TASK TO CARRY OUT
Please set down every one of the following items exactly as they are given.

SUPPLIED DATA
_ _ _ _ _

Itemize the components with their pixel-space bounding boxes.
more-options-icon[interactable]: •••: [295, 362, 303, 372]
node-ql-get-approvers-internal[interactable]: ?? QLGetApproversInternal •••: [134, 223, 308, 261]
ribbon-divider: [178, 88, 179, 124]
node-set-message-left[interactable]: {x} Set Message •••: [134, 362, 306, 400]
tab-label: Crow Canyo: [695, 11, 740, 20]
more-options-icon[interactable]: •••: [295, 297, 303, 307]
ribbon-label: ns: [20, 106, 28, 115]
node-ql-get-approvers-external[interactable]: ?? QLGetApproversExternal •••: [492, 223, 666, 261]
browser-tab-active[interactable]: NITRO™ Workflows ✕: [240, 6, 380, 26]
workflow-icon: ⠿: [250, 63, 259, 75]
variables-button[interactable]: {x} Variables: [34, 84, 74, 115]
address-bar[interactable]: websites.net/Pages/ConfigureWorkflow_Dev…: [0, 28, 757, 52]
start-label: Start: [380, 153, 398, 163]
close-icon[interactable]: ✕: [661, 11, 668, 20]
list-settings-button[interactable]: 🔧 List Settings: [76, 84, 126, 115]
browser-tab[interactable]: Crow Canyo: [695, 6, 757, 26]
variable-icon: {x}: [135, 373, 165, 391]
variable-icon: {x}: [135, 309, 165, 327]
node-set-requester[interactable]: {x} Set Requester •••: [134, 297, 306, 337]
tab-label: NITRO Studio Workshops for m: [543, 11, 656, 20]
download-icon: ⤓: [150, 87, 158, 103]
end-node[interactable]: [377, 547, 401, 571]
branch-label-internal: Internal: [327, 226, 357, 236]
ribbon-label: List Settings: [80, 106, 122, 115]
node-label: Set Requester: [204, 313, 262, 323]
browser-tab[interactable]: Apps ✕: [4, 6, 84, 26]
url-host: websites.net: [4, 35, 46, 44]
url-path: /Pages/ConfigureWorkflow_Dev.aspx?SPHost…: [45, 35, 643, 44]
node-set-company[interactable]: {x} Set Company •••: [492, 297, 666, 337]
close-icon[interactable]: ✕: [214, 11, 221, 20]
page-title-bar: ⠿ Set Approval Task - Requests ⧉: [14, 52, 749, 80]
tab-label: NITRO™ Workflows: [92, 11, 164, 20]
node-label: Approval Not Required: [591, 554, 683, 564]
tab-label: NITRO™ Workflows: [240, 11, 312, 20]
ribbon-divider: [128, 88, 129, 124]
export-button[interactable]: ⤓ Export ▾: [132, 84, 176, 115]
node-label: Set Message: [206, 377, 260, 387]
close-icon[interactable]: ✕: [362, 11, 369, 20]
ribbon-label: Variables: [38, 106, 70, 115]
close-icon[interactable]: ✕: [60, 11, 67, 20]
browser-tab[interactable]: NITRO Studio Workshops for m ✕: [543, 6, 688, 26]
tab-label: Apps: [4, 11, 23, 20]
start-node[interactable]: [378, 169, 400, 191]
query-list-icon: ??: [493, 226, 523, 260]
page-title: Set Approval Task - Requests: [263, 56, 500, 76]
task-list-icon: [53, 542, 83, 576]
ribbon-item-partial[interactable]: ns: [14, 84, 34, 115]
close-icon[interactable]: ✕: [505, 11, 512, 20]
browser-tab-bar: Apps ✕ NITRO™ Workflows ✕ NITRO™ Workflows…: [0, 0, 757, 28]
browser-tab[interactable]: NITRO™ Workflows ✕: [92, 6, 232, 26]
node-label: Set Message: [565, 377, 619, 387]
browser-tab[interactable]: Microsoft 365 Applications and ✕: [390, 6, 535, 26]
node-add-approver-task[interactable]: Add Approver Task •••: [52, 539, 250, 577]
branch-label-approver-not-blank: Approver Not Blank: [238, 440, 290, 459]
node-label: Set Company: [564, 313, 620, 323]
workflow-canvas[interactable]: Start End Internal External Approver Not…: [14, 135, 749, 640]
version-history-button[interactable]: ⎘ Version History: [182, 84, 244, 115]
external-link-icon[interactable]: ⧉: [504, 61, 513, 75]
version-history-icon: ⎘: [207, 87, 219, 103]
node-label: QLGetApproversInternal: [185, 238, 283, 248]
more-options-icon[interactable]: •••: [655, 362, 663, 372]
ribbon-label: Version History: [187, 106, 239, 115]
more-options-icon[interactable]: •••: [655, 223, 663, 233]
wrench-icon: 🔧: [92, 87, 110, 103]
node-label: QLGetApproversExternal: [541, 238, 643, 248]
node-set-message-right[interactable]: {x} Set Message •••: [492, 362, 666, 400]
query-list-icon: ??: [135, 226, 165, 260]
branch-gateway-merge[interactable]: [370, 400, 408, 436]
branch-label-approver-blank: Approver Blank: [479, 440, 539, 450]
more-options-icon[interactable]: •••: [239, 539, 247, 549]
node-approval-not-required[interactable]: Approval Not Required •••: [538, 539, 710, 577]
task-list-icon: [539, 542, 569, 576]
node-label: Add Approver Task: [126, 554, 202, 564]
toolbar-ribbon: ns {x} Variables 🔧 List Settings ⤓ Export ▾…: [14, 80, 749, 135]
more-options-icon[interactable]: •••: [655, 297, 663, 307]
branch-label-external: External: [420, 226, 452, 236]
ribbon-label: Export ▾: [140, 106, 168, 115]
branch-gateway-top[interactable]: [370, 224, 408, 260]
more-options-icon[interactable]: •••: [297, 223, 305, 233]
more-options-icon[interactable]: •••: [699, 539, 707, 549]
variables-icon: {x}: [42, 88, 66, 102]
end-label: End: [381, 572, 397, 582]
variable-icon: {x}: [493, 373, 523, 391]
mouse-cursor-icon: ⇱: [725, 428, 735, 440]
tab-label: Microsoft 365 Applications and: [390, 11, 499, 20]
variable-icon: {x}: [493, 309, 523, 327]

_ _ _ _ _

SOLUTION
Itemize the components with their pixel-space bounding boxes.
more-options-icon[interactable]: •••: [295, 362, 303, 372]
node-ql-get-approvers-internal[interactable]: ?? QLGetApproversInternal •••: [134, 223, 308, 261]
ribbon-divider: [178, 88, 179, 124]
node-set-message-left[interactable]: {x} Set Message •••: [134, 362, 306, 400]
tab-label: Crow Canyo: [695, 11, 740, 20]
more-options-icon[interactable]: •••: [295, 297, 303, 307]
ribbon-label: ns: [20, 106, 28, 115]
node-ql-get-approvers-external[interactable]: ?? QLGetApproversExternal •••: [492, 223, 666, 261]
browser-tab-active[interactable]: NITRO™ Workflows ✕: [240, 6, 380, 26]
workflow-icon: ⠿: [250, 63, 259, 75]
variables-button[interactable]: {x} Variables: [34, 84, 74, 115]
address-bar[interactable]: websites.net/Pages/ConfigureWorkflow_Dev…: [0, 28, 757, 52]
start-label: Start: [380, 153, 398, 163]
close-icon[interactable]: ✕: [661, 11, 668, 20]
list-settings-button[interactable]: 🔧 List Settings: [76, 84, 126, 115]
browser-tab[interactable]: Crow Canyo: [695, 6, 757, 26]
variable-icon: {x}: [135, 373, 165, 391]
variable-icon: {x}: [135, 309, 165, 327]
node-set-requester[interactable]: {x} Set Requester •••: [134, 297, 306, 337]
tab-label: NITRO Studio Workshops for m: [543, 11, 656, 20]
download-icon: ⤓: [150, 87, 158, 103]
end-node[interactable]: [377, 547, 401, 571]
branch-label-internal: Internal: [327, 226, 357, 236]
ribbon-label: List Settings: [80, 106, 122, 115]
node-label: Set Requester: [204, 313, 262, 323]
browser-tab[interactable]: Apps ✕: [4, 6, 84, 26]
url-host: websites.net: [4, 35, 46, 44]
url-path: /Pages/ConfigureWorkflow_Dev.aspx?SPHost…: [45, 35, 643, 44]
node-set-company[interactable]: {x} Set Company •••: [492, 297, 666, 337]
close-icon[interactable]: ✕: [214, 11, 221, 20]
page-title-bar: ⠿ Set Approval Task - Requests ⧉: [14, 52, 749, 80]
tab-label: NITRO™ Workflows: [92, 11, 164, 20]
node-label: Approval Not Required: [591, 554, 683, 564]
tab-label: NITRO™ Workflows: [240, 11, 312, 20]
ribbon-divider: [128, 88, 129, 124]
export-button[interactable]: ⤓ Export ▾: [132, 84, 176, 115]
node-label: Set Message: [206, 377, 260, 387]
close-icon[interactable]: ✕: [362, 11, 369, 20]
ribbon-label: Variables: [38, 106, 70, 115]
close-icon[interactable]: ✕: [60, 11, 67, 20]
browser-tab[interactable]: NITRO Studio Workshops for m ✕: [543, 6, 688, 26]
tab-label: Apps: [4, 11, 23, 20]
start-node[interactable]: [378, 169, 400, 191]
query-list-icon: ??: [493, 226, 523, 260]
page-title: Set Approval Task - Requests: [263, 56, 500, 76]
task-list-icon: [53, 542, 83, 576]
ribbon-item-partial[interactable]: ns: [14, 84, 34, 115]
close-icon[interactable]: ✕: [505, 11, 512, 20]
browser-tab-bar: Apps ✕ NITRO™ Workflows ✕ NITRO™ Workflows…: [0, 0, 757, 28]
browser-tab[interactable]: NITRO™ Workflows ✕: [92, 6, 232, 26]
node-label: Set Message: [565, 377, 619, 387]
browser-tab[interactable]: Microsoft 365 Applications and ✕: [390, 6, 535, 26]
node-add-approver-task[interactable]: Add Approver Task •••: [52, 539, 250, 577]
branch-label-approver-not-blank: Approver Not Blank: [238, 440, 290, 459]
node-label: Set Company: [564, 313, 620, 323]
workflow-canvas[interactable]: Start End Internal External Approver Not…: [14, 135, 749, 640]
version-history-button[interactable]: ⎘ Version History: [182, 84, 244, 115]
external-link-icon[interactable]: ⧉: [504, 61, 513, 75]
version-history-icon: ⎘: [207, 87, 219, 103]
node-label: QLGetApproversInternal: [185, 238, 283, 248]
more-options-icon[interactable]: •••: [655, 362, 663, 372]
ribbon-label: Version History: [187, 106, 239, 115]
more-options-icon[interactable]: •••: [655, 223, 663, 233]
wrench-icon: 🔧: [92, 87, 110, 103]
node-label: QLGetApproversExternal: [541, 238, 643, 248]
node-set-message-right[interactable]: {x} Set Message •••: [492, 362, 666, 400]
query-list-icon: ??: [135, 226, 165, 260]
branch-gateway-merge[interactable]: [370, 400, 408, 436]
branch-label-approver-blank: Approver Blank: [479, 440, 539, 450]
more-options-icon[interactable]: •••: [239, 539, 247, 549]
node-approval-not-required[interactable]: Approval Not Required •••: [538, 539, 710, 577]
task-list-icon: [539, 542, 569, 576]
node-label: Add Approver Task: [126, 554, 202, 564]
toolbar-ribbon: ns {x} Variables 🔧 List Settings ⤓ Export ▾…: [14, 80, 749, 135]
more-options-icon[interactable]: •••: [655, 297, 663, 307]
branch-label-external: External: [420, 226, 452, 236]
ribbon-label: Export ▾: [140, 106, 168, 115]
branch-gateway-top[interactable]: [370, 224, 408, 260]
more-options-icon[interactable]: •••: [297, 223, 305, 233]
more-options-icon[interactable]: •••: [699, 539, 707, 549]
variables-icon: {x}: [42, 88, 66, 102]
end-label: End: [381, 572, 397, 582]
variable-icon: {x}: [493, 373, 523, 391]
mouse-cursor-icon: ⇱: [725, 428, 735, 440]
tab-label: Microsoft 365 Applications and: [390, 11, 499, 20]
variable-icon: {x}: [493, 309, 523, 327]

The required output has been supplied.